▶ [WORK REQUIRED] Reproduce every line in the listing that contains the word "views".

▶ [EXERCISE INPUT]

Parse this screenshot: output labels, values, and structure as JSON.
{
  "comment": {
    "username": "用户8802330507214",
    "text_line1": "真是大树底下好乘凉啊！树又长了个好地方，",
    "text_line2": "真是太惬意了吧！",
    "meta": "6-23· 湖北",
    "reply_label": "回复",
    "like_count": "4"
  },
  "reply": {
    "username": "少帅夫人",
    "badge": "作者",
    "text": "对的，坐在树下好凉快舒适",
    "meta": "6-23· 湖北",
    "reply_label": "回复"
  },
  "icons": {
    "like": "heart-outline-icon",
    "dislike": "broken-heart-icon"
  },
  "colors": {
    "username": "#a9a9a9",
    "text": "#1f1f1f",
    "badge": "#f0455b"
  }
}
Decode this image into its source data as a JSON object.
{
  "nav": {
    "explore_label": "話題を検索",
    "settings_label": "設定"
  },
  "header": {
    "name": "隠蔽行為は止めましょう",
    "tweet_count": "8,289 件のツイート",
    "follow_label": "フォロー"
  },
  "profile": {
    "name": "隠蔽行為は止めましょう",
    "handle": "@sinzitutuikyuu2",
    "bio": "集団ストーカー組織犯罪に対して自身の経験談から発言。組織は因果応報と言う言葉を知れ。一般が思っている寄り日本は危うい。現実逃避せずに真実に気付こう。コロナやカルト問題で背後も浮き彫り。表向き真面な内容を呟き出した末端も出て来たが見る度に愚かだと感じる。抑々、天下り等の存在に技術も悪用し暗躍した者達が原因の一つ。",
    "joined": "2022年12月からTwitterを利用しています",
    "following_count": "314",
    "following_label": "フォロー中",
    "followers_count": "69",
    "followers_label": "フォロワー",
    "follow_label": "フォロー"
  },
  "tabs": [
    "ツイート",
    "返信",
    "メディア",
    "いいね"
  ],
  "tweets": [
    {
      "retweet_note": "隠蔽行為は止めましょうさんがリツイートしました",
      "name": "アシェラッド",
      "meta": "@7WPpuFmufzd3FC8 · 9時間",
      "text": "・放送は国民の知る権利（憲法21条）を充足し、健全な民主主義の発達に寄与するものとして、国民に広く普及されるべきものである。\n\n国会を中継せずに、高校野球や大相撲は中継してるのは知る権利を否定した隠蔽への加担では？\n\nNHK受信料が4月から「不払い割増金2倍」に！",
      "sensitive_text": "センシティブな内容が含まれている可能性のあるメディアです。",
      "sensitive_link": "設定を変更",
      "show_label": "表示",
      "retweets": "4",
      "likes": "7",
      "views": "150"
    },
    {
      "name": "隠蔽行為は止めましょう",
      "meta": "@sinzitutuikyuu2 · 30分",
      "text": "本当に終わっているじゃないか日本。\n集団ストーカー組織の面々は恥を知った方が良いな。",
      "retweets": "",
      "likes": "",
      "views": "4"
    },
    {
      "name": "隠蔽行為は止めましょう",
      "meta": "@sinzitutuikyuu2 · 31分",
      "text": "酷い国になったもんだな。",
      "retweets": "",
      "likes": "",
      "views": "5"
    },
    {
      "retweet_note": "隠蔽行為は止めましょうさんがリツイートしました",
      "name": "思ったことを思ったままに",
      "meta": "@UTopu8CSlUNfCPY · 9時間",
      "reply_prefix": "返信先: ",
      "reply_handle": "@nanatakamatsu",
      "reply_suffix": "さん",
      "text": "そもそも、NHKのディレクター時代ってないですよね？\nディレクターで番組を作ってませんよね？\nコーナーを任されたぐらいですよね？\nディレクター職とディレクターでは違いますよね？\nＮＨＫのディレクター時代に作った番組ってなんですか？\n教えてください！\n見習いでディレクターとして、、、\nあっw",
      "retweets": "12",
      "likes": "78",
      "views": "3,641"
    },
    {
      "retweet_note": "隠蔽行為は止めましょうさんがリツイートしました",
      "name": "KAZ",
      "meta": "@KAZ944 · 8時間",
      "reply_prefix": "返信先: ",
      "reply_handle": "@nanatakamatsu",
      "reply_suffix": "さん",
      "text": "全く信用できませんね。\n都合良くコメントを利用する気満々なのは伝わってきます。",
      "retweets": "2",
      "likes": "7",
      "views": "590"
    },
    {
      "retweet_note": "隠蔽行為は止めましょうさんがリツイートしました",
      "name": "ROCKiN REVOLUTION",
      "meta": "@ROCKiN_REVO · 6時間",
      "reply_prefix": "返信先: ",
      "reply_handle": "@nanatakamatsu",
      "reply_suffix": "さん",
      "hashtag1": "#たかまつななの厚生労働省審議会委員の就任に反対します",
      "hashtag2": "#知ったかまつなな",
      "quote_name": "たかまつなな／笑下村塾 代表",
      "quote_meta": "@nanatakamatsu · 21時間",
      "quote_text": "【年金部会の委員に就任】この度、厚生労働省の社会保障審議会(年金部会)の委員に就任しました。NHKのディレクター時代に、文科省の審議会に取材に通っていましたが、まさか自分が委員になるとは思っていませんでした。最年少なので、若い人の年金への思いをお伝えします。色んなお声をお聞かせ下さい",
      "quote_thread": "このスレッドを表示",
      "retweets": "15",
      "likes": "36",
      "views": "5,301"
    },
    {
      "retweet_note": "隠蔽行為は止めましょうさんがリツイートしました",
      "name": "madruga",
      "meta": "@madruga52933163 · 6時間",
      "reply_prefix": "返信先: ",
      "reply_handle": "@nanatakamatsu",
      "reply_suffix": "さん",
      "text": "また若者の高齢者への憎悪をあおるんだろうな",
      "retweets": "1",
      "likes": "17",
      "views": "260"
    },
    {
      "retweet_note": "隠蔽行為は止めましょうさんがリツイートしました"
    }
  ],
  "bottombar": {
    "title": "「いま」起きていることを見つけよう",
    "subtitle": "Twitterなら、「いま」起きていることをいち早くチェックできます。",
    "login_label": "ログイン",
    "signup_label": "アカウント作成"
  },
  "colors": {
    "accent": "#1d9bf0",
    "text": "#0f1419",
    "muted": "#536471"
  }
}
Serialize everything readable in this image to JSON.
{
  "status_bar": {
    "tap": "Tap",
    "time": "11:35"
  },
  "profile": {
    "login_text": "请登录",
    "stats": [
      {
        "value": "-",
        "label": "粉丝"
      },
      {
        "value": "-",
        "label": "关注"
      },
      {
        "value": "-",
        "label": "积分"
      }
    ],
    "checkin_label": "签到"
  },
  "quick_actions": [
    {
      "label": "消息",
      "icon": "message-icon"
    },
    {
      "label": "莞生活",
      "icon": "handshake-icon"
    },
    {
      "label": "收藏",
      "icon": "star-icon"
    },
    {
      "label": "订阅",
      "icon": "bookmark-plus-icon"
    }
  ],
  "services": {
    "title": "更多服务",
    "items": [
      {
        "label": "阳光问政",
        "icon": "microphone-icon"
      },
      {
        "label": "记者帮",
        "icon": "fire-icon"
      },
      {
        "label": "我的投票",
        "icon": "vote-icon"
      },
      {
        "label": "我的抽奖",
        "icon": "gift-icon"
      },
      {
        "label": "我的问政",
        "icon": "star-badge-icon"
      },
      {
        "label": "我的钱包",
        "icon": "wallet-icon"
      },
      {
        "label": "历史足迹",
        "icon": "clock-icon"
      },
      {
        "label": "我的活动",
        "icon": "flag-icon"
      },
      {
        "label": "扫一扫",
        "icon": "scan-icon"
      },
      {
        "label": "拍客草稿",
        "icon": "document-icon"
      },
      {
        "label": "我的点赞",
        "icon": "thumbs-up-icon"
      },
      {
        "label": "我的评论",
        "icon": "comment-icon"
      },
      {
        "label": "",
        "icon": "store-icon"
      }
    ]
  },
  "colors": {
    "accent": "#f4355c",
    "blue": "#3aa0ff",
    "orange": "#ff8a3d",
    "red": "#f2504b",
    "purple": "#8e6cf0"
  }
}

▶ [ANSWER TO THIS TASK]
      "views": "150"
      "views": "4"
      "views": "5"
      "views": "3,641"
      "views": "590"
      "views": "5,301"
      "views": "260"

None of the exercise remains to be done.